▶ _MATERIAL PROVIDED_
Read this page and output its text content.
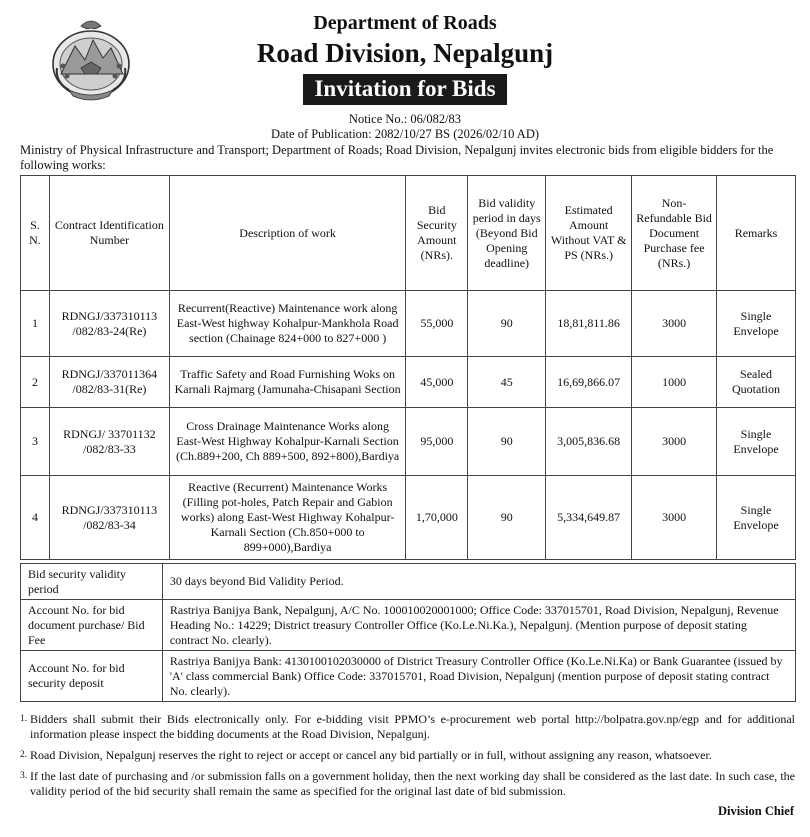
Department of Roads
Road Division, Nepalgunj
Invitation for Bids
Notice No.: 06/082/83
Date of Publication: 2082/10/27 BS (2026/02/10 AD)
Ministry of Physical Infrastructure and Transport; Department of Roads; Road Division, Nepalgunj invites electronic bids from eligible bidders for the following works:
S. N.	Contract Identification Number	Description of work	Bid Security Amount (NRs).	Bid validity period in days (Beyond Bid Opening deadline)	Estimated Amount Without VAT & PS (NRs.)	Non-Refundable Bid Document Purchase fee (NRs.)	Remarks
1	RDNGJ/337310113 /082/83-24(Re)	Recurrent(Reactive) Maintenance work along East-West highway Kohalpur-Mankhola Road section (Chainage 824+000 to 827+000 )	55,000	90	18,81,811.86	3000	Single Envelope
2	RDNGJ/337011364 /082/83-31(Re)	Traffic Safety and Road Furnishing Woks on Karnali Rajmarg (Jamunaha-Chisapani Section	45,000	45	16,69,866.07	1000	Sealed Quotation
3	RDNGJ/ 33701132 /082/83-33	Cross Drainage Maintenance Works along East-West Highway Kohalpur-Karnali Section (Ch.889+200, Ch 889+500, 892+800),Bardiya	95,000	90	3,005,836.68	3000	Single Envelope
4	RDNGJ/337310113 /082/83-34	Reactive (Recurrent) Maintenance Works (Filling pot-holes, Patch Repair and Gabion works) along East-West Highway Kohalpur-Karnali Section (Ch.850+000 to 899+000),Bardiya	1,70,000	90	5,334,649.87	3000	Single Envelope
Bid security validity period	30 days beyond Bid Validity Period.
Account No. for bid document purchase/ Bid Fee	Rastriya Banijya Bank, Nepalgunj, A/C No. 100010020001000; Office Code: 337015701, Road Division, Nepalgunj, Revenue Heading No.: 14229; District treasury Controller Office (Ko.Le.Ni.Ka.), Nepalgunj. (Mention purpose of deposit stating contract No. clearly).
Account No. for bid security deposit	Rastriya Banijya Bank: 4130100102030000 of District Treasury Controller Office (Ko.Le.Ni.Ka) or Bank Guarantee (issued by 'A' class commercial Bank) Office Code: 337015701, Road Division, Nepalgunj (mention purpose of deposit stating contract No. clearly).
1. Bidders shall submit their Bids electronically only. For e-bidding visit PPMO’s e-procurement web portal http://bolpatra.gov.np/egp and for additional information please inspect the bidding documents at the Road Division, Nepalgunj.
2. Road Division, Nepalgunj reserves the right to reject or accept or cancel any bid partially or in full, without assigning any reason, whatsoever.
3. If the last date of purchasing and /or submission falls on a government holiday, then the next working day shall be considered as the last date. In such case, the validity period of the bid security shall remain the same as specified for the original last date of bid submission.
Division Chief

▶ _PROBLEM TO WORK ON_
In the material above, find the lines that contain "Department" and show them.

▶ _EXERCISE OUTPUT_
Department of Roads
Ministry of Physical Infrastructure and Transport; Department of Roads; Road Division, Nepalgunj invites electronic bids from eligible bidders for the following works:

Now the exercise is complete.